For the listing below, give the count of lines containing "werden", and no other text.

-------

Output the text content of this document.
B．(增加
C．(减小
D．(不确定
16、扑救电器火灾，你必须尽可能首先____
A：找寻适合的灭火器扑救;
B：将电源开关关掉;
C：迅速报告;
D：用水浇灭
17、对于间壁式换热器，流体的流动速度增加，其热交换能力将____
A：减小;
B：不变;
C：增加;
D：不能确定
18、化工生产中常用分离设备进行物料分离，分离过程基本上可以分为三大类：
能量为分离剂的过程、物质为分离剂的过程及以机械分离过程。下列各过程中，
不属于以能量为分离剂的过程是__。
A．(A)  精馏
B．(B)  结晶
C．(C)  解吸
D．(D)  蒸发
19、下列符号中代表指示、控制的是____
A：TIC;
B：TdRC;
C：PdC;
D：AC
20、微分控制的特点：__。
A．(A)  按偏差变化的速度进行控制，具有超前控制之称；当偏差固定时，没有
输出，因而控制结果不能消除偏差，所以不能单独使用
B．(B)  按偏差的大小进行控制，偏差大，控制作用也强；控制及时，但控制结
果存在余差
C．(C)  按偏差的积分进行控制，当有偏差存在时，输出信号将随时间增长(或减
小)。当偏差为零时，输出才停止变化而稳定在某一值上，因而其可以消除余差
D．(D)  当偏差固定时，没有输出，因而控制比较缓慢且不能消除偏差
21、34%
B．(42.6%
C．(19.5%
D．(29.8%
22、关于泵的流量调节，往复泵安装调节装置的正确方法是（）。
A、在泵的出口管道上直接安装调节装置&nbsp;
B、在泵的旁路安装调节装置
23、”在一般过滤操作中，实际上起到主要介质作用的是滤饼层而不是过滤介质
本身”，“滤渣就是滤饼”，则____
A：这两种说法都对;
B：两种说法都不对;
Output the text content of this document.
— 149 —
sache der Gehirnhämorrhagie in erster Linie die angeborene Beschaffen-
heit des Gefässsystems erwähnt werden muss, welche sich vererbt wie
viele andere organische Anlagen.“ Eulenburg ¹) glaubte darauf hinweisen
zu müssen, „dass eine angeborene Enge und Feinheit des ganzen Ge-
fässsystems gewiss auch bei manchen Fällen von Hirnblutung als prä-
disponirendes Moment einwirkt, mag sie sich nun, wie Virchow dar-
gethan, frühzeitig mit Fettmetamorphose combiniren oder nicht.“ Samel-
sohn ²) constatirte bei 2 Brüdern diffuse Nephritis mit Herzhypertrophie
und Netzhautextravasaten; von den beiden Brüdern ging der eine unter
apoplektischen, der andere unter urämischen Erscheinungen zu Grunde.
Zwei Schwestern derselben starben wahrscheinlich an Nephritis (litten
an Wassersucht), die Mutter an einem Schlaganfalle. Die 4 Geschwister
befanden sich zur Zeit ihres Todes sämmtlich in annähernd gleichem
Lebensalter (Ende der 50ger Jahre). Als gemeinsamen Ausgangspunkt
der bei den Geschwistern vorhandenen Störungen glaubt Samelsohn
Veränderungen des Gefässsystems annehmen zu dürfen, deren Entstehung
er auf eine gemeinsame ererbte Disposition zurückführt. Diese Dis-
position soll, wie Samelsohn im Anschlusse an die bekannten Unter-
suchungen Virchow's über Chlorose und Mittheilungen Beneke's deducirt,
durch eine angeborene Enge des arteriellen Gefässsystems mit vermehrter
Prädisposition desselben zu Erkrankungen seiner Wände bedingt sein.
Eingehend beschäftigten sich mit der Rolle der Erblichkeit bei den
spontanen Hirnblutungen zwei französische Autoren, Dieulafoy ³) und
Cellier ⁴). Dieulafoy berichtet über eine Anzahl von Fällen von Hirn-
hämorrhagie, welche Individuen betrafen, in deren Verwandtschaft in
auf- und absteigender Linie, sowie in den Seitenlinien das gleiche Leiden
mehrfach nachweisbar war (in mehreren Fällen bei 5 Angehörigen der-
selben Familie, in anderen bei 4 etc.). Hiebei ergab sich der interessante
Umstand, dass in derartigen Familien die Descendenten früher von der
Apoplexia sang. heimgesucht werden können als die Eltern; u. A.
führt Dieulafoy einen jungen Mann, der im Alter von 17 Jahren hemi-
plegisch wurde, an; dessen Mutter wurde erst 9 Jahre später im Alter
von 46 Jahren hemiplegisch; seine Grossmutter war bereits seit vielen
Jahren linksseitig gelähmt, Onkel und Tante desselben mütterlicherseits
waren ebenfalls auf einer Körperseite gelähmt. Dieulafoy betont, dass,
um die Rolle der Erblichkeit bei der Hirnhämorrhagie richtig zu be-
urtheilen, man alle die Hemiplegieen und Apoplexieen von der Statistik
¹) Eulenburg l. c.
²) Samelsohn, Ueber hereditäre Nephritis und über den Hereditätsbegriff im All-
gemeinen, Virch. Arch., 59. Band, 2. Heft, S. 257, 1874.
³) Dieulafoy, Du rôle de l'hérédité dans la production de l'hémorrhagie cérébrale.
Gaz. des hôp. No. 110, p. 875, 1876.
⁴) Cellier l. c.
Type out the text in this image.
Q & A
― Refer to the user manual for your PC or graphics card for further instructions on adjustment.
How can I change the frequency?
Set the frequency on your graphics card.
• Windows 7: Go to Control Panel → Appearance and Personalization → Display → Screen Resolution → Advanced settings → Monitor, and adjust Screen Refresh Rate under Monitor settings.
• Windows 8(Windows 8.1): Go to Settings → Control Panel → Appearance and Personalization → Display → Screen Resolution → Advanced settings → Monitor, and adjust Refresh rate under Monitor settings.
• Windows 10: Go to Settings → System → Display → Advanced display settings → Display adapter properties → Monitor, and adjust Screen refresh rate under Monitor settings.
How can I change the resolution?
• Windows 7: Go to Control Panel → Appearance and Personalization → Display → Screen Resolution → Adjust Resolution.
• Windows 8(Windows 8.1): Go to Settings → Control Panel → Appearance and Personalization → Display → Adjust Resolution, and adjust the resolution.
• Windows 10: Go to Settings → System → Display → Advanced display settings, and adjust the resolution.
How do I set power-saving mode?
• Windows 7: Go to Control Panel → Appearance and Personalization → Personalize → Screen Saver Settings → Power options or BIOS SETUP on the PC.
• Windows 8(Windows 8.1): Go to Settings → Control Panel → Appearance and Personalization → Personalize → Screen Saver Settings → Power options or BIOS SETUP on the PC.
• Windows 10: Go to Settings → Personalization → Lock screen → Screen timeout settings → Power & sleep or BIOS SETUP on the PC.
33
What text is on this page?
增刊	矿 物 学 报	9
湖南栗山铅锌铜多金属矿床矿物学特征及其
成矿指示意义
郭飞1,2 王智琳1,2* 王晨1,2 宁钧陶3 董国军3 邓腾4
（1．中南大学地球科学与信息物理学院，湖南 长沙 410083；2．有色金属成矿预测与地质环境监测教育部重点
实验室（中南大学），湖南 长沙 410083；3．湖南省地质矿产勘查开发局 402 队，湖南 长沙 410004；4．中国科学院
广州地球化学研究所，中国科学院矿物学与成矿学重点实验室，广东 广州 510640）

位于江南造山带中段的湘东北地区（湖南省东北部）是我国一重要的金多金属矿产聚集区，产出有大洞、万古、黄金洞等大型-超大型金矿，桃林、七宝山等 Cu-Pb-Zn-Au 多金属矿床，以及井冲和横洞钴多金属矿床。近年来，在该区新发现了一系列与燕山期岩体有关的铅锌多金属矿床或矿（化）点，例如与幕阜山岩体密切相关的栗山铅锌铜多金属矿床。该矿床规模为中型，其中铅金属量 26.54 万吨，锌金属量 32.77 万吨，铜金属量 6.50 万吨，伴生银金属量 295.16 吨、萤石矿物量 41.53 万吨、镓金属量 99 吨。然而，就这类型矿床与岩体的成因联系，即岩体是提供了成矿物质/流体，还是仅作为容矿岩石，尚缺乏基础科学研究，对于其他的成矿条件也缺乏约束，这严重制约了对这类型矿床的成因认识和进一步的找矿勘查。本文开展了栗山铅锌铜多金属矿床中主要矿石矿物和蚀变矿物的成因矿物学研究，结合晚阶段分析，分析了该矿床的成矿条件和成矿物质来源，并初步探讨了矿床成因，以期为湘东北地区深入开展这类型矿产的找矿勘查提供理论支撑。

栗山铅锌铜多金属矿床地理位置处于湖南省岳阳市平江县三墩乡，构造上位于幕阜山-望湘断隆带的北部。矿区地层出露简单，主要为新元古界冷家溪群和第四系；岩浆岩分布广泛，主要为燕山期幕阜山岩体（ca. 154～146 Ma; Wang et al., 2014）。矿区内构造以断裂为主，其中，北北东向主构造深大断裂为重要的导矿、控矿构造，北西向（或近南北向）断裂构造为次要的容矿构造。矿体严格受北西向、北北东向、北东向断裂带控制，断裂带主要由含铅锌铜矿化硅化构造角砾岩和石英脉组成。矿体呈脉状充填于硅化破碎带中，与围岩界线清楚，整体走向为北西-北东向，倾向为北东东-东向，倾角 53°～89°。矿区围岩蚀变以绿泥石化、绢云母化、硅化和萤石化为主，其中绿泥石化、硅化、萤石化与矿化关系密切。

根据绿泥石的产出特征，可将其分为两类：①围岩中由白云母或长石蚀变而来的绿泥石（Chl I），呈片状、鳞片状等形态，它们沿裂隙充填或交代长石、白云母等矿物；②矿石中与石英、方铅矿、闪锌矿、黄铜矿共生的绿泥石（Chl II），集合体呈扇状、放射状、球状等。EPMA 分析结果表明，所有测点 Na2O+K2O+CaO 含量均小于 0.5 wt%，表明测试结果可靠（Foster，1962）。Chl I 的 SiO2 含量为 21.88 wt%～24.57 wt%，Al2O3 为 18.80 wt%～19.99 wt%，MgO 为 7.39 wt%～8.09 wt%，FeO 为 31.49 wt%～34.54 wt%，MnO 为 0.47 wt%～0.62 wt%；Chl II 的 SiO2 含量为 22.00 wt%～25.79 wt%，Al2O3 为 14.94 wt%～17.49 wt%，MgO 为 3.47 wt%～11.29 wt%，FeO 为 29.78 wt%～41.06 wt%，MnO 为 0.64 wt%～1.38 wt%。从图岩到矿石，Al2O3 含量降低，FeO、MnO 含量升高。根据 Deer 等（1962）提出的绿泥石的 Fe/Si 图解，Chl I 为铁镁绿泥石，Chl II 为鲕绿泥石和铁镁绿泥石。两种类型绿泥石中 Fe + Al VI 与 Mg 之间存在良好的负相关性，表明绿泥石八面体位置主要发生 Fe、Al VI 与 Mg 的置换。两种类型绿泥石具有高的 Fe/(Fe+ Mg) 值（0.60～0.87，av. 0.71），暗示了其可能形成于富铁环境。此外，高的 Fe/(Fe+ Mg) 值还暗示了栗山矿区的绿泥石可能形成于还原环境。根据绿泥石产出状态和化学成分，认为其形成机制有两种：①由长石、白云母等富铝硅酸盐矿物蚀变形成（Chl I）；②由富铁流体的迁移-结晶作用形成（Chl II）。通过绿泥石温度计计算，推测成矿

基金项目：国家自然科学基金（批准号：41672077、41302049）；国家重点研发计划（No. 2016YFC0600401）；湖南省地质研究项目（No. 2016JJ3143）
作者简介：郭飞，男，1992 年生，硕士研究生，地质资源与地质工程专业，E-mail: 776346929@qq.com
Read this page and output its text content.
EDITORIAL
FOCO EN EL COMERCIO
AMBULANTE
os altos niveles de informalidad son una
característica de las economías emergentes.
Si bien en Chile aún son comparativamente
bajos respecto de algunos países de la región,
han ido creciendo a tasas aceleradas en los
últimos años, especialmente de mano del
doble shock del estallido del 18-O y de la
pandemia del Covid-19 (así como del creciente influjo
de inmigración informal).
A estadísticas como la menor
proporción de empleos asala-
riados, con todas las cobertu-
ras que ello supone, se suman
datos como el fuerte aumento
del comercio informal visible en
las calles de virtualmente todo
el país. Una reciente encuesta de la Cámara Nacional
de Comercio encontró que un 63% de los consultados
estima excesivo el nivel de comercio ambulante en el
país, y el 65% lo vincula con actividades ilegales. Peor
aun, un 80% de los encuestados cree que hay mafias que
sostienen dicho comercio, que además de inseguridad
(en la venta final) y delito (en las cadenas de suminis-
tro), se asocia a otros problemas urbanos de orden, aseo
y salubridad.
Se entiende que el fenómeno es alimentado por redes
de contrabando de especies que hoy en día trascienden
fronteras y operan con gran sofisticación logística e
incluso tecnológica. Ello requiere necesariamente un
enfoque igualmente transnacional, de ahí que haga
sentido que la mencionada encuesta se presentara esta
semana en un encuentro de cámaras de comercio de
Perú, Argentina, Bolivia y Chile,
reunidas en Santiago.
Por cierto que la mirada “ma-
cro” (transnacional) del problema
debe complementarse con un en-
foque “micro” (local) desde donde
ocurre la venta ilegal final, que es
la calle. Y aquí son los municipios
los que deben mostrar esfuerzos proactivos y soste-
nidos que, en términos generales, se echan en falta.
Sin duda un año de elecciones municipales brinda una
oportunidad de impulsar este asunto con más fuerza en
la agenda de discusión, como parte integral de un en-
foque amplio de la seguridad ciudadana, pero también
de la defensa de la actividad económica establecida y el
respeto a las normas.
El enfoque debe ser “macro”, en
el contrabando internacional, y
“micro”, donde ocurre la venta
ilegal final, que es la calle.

-------

Answer in full:
2